Word for word, retype every entry in the listing.

## Material supplied

═══

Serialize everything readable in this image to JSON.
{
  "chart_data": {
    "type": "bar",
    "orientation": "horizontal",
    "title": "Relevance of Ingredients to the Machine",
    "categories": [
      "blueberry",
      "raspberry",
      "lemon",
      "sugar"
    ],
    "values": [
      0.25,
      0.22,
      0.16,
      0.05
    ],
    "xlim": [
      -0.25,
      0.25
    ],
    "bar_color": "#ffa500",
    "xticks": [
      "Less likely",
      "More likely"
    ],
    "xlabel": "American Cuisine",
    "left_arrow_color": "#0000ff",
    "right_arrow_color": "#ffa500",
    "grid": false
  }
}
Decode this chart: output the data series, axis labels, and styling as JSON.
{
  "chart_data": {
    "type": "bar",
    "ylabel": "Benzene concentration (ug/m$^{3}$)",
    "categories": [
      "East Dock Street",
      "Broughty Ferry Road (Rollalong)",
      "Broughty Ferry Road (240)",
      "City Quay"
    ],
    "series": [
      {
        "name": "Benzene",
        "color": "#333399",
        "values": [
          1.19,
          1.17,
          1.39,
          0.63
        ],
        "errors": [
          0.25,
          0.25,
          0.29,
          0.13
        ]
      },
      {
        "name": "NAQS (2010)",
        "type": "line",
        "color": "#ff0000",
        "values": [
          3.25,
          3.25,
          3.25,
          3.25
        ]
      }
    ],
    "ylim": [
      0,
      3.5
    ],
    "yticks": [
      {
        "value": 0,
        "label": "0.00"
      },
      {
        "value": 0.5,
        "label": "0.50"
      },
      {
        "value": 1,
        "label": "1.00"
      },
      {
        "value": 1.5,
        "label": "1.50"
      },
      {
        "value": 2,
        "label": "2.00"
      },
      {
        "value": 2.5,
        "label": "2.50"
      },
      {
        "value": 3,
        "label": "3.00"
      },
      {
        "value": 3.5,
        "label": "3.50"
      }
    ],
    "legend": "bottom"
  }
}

═══

## Expected output
Serialize everything readable in this image to JSON.
{
  "chart_data": {
    "type": "bar",
    "orientation": "horizontal",
    "title": "Relevance of Ingredients to the Machine",
    "categories": [
      "blueberry",
      "raspberry",
      "lemon",
      "sugar"
    ],
    "values": [
      0.25,
      0.22,
      0.16,
      0.05
    ],
    "xlim": [
      -0.25,
      0.25
    ],
    "bar_color": "#ffa500",
    "xticks": [
      "Less likely",
      "More likely"
    ],
    "xlabel": "American Cuisine",
    "left_arrow_color": "#0000ff",
    "right_arrow_color": "#ffa500",
    "grid": false
  }
}
Decode this chart: output the data series, axis labels, and styling as JSON.
{
  "chart_data": {
    "type": "bar",
    "ylabel": "Benzene concentration (ug/m$^{3}$)",
    "categories": [
      "East Dock Street",
      "Broughty Ferry Road (Rollalong)",
      "Broughty Ferry Road (240)",
      "City Quay"
    ],
    "series": [
      {
        "name": "Benzene",
        "color": "#333399",
        "values": [
          1.19,
          1.17,
          1.39,
          0.63
        ],
        "errors": [
          0.25,
          0.25,
          0.29,
          0.13
        ]
      },
      {
        "name": "NAQS (2010)",
        "type": "line",
        "color": "#ff0000",
        "values": [
          3.25,
          3.25,
          3.25,
          3.25
        ]
      }
    ],
    "ylim": [
      0,
      3.5
    ],
    "yticks": [
      {
        "value": 0,
        "label": "0.00"
      },
      {
        "value": 0.5,
        "label": "0.50"
      },
      {
        "value": 1,
        "label": "1.00"
      },
      {
        "value": 1.5,
        "label": "1.50"
      },
      {
        "value": 2,
        "label": "2.00"
      },
      {
        "value": 2.5,
        "label": "2.50"
      },
      {
        "value": 3,
        "label": "3.00"
      },
      {
        "value": 3.5,
        "label": "3.50"
      }
    ],
    "legend": "bottom"
  }
}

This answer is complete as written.